Extracted data entries:
────

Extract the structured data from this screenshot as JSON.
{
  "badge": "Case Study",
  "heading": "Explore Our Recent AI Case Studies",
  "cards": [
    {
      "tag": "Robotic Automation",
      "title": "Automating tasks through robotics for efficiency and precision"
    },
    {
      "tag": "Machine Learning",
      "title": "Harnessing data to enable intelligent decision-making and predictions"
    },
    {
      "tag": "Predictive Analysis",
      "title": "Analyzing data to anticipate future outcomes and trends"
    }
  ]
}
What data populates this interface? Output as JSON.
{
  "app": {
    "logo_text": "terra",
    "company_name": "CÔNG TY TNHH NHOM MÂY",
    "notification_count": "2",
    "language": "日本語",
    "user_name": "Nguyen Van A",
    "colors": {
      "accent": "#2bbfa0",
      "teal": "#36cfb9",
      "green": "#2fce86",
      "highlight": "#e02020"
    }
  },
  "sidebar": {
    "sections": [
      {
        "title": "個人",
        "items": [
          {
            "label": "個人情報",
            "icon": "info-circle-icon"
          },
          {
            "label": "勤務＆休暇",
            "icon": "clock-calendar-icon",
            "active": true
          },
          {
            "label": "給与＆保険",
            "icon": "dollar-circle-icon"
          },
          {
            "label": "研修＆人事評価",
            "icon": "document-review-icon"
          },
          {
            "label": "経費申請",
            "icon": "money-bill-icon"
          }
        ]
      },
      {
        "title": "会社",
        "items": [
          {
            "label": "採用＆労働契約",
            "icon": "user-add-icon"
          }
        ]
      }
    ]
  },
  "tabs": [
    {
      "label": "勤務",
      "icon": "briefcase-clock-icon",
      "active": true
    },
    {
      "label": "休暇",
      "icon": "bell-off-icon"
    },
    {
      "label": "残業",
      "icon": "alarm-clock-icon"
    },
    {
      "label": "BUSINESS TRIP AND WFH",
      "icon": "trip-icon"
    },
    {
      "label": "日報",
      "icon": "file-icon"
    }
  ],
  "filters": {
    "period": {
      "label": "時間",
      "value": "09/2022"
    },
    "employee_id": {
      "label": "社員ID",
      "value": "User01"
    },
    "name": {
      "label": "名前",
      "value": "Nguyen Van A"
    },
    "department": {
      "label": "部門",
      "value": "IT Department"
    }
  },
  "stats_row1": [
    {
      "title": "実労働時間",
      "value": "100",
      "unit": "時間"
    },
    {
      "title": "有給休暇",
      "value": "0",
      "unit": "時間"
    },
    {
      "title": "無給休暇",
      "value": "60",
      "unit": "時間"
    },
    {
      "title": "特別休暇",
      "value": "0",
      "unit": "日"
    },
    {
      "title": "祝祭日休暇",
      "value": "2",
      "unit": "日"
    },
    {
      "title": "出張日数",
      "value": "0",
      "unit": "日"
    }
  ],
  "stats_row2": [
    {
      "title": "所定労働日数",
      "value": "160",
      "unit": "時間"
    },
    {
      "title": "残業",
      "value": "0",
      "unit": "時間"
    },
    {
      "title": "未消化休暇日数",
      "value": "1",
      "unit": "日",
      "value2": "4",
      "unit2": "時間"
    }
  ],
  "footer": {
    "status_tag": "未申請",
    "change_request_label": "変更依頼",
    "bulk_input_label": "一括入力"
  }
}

────

• [EXERCISE AIM]: Write the material out again word for word.

• [SOLUTION]:
Extract the structured data from this screenshot as JSON.
{
  "badge": "Case Study",
  "heading": "Explore Our Recent AI Case Studies",
  "cards": [
    {
      "tag": "Robotic Automation",
      "title": "Automating tasks through robotics for efficiency and precision"
    },
    {
      "tag": "Machine Learning",
      "title": "Harnessing data to enable intelligent decision-making and predictions"
    },
    {
      "tag": "Predictive Analysis",
      "title": "Analyzing data to anticipate future outcomes and trends"
    }
  ]
}
What data populates this interface? Output as JSON.
{
  "app": {
    "logo_text": "terra",
    "company_name": "CÔNG TY TNHH NHOM MÂY",
    "notification_count": "2",
    "language": "日本語",
    "user_name": "Nguyen Van A",
    "colors": {
      "accent": "#2bbfa0",
      "teal": "#36cfb9",
      "green": "#2fce86",
      "highlight": "#e02020"
    }
  },
  "sidebar": {
    "sections": [
      {
        "title": "個人",
        "items": [
          {
            "label": "個人情報",
            "icon": "info-circle-icon"
          },
          {
            "label": "勤務＆休暇",
            "icon": "clock-calendar-icon",
            "active": true
          },
          {
            "label": "給与＆保険",
            "icon": "dollar-circle-icon"
          },
          {
            "label": "研修＆人事評価",
            "icon": "document-review-icon"
          },
          {
            "label": "経費申請",
            "icon": "money-bill-icon"
          }
        ]
      },
      {
        "title": "会社",
        "items": [
          {
            "label": "採用＆労働契約",
            "icon": "user-add-icon"
          }
        ]
      }
    ]
  },
  "tabs": [
    {
      "label": "勤務",
      "icon": "briefcase-clock-icon",
      "active": true
    },
    {
      "label": "休暇",
      "icon": "bell-off-icon"
    },
    {
      "label": "残業",
      "icon": "alarm-clock-icon"
    },
    {
      "label": "BUSINESS TRIP AND WFH",
      "icon": "trip-icon"
    },
    {
      "label": "日報",
      "icon": "file-icon"
    }
  ],
  "filters": {
    "period": {
      "label": "時間",
      "value": "09/2022"
    },
    "employee_id": {
      "label": "社員ID",
      "value": "User01"
    },
    "name": {
      "label": "名前",
      "value": "Nguyen Van A"
    },
    "department": {
      "label": "部門",
      "value": "IT Department"
    }
  },
  "stats_row1": [
    {
      "title": "実労働時間",
      "value": "100",
      "unit": "時間"
    },
    {
      "title": "有給休暇",
      "value": "0",
      "unit": "時間"
    },
    {
      "title": "無給休暇",
      "value": "60",
      "unit": "時間"
    },
    {
      "title": "特別休暇",
      "value": "0",
      "unit": "日"
    },
    {
      "title": "祝祭日休暇",
      "value": "2",
      "unit": "日"
    },
    {
      "title": "出張日数",
      "value": "0",
      "unit": "日"
    }
  ],
  "stats_row2": [
    {
      "title": "所定労働日数",
      "value": "160",
      "unit": "時間"
    },
    {
      "title": "残業",
      "value": "0",
      "unit": "時間"
    },
    {
      "title": "未消化休暇日数",
      "value": "1",
      "unit": "日",
      "value2": "4",
      "unit2": "時間"
    }
  ],
  "footer": {
    "status_tag": "未申請",
    "change_request_label": "変更依頼",
    "bulk_input_label": "一括入力"
  }
}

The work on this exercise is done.